- **Problem statement**
From the entries that follow, extract each line holding the string "JSON".

--------------------------------------------------

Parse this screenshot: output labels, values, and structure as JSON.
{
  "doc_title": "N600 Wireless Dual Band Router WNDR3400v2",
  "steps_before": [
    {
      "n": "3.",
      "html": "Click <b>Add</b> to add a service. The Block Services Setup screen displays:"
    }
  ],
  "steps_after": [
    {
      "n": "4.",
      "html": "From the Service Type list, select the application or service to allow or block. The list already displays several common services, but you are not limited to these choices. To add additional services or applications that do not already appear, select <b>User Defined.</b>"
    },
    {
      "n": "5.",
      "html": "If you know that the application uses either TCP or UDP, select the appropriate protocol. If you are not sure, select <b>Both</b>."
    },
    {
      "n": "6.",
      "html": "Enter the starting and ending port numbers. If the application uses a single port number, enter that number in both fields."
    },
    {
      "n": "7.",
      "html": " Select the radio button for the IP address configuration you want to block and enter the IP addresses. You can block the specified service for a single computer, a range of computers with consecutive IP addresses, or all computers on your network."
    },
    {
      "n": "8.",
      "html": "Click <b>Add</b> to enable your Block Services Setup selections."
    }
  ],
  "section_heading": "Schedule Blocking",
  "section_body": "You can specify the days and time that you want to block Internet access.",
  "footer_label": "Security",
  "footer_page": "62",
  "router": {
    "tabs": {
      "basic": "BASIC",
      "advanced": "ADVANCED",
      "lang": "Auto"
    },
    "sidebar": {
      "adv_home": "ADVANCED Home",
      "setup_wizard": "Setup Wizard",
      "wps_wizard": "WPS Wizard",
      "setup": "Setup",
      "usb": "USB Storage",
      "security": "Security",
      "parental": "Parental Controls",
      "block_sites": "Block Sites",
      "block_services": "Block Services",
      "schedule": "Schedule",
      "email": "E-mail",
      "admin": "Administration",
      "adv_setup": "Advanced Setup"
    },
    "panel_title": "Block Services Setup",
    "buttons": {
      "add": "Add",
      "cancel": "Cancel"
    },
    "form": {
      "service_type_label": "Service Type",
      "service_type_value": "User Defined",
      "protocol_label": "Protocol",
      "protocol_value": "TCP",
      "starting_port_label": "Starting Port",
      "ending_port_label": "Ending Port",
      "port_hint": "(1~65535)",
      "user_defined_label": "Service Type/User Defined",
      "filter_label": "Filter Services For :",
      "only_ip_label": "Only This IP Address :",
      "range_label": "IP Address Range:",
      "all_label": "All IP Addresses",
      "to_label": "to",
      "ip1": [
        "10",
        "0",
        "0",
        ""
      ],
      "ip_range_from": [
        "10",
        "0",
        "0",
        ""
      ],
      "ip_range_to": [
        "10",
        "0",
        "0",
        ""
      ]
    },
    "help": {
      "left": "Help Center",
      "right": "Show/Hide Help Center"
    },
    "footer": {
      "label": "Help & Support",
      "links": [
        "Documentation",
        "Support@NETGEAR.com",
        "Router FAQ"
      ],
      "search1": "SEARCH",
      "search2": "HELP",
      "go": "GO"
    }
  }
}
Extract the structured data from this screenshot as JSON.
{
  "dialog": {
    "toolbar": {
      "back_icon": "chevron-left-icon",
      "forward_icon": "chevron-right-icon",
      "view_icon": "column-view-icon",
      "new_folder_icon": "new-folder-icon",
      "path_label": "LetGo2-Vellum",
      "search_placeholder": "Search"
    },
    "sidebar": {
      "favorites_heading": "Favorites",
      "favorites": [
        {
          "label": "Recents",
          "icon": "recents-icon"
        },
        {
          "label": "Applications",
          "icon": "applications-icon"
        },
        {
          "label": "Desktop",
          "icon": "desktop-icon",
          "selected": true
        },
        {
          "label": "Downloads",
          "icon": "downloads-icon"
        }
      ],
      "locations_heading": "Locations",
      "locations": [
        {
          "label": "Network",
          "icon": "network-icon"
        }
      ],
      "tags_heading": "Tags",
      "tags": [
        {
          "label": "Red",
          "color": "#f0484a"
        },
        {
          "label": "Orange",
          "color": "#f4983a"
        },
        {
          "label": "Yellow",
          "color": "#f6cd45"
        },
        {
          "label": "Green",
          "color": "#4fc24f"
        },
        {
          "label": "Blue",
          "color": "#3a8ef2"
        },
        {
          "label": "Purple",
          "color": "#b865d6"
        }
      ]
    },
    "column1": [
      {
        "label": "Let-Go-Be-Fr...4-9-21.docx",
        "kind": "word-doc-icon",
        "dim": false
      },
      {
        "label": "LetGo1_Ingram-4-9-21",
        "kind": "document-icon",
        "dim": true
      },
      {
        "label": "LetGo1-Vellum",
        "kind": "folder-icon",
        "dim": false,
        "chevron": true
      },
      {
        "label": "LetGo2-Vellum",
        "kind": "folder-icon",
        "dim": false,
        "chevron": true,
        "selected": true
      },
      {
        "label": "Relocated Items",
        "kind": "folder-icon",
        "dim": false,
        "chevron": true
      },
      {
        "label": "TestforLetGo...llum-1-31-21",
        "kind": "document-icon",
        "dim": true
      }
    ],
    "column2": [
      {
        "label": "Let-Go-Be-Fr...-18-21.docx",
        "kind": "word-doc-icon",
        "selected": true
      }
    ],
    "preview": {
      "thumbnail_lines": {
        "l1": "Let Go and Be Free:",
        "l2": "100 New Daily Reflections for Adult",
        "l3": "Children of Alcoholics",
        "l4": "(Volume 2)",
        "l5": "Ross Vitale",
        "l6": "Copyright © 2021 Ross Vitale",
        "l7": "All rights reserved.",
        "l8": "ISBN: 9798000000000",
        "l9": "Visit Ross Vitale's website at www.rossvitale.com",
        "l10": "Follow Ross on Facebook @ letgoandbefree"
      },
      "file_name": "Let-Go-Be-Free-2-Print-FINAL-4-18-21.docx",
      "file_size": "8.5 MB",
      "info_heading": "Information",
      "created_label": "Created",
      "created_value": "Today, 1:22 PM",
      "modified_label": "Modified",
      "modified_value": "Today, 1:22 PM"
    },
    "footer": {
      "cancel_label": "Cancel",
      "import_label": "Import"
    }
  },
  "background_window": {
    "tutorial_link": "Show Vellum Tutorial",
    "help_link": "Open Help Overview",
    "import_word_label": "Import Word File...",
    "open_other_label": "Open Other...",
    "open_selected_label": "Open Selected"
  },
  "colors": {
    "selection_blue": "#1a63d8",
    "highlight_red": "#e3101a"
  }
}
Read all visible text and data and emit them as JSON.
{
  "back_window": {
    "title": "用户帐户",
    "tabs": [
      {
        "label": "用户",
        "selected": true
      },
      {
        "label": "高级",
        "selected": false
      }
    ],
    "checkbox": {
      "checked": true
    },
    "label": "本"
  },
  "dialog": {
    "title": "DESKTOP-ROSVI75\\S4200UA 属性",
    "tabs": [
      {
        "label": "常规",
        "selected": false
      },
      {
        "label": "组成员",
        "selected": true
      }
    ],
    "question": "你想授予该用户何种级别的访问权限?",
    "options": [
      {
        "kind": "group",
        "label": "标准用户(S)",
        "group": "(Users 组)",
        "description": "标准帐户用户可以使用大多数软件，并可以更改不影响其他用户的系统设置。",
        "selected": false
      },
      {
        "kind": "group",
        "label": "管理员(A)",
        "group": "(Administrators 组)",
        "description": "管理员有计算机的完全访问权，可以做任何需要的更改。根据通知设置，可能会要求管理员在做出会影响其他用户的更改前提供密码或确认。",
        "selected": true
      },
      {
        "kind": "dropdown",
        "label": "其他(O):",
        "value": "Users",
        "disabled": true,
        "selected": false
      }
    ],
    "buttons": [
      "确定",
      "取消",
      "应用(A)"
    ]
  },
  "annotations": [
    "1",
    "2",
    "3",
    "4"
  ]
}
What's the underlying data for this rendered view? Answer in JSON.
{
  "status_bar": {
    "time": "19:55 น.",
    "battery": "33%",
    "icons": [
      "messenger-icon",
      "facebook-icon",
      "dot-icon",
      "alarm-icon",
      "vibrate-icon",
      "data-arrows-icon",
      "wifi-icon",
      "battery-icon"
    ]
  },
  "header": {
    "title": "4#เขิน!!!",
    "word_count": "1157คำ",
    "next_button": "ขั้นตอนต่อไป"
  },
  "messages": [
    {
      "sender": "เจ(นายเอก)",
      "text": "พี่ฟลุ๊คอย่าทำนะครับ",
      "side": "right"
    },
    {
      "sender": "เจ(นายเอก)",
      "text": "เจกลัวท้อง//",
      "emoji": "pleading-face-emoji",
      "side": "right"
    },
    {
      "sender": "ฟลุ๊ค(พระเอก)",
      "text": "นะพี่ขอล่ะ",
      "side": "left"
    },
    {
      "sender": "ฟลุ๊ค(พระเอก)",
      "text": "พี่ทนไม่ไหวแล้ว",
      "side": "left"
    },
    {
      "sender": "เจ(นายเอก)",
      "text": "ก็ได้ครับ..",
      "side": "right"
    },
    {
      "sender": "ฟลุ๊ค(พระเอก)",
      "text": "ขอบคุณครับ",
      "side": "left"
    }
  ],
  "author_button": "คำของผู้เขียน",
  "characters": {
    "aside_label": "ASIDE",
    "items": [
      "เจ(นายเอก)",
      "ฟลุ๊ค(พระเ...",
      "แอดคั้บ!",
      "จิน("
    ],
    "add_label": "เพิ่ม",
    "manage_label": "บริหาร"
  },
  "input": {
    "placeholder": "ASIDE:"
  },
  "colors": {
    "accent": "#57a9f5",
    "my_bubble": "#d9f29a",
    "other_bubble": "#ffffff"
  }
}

--------------------------------------------------

- **Written solution**
Parse this screenshot: output labels, values, and structure as JSON.
Extract the structured data from this screenshot as JSON.
Read all visible text and data and emit them as JSON.
What's the underlying data for this rendered view? Answer in JSON.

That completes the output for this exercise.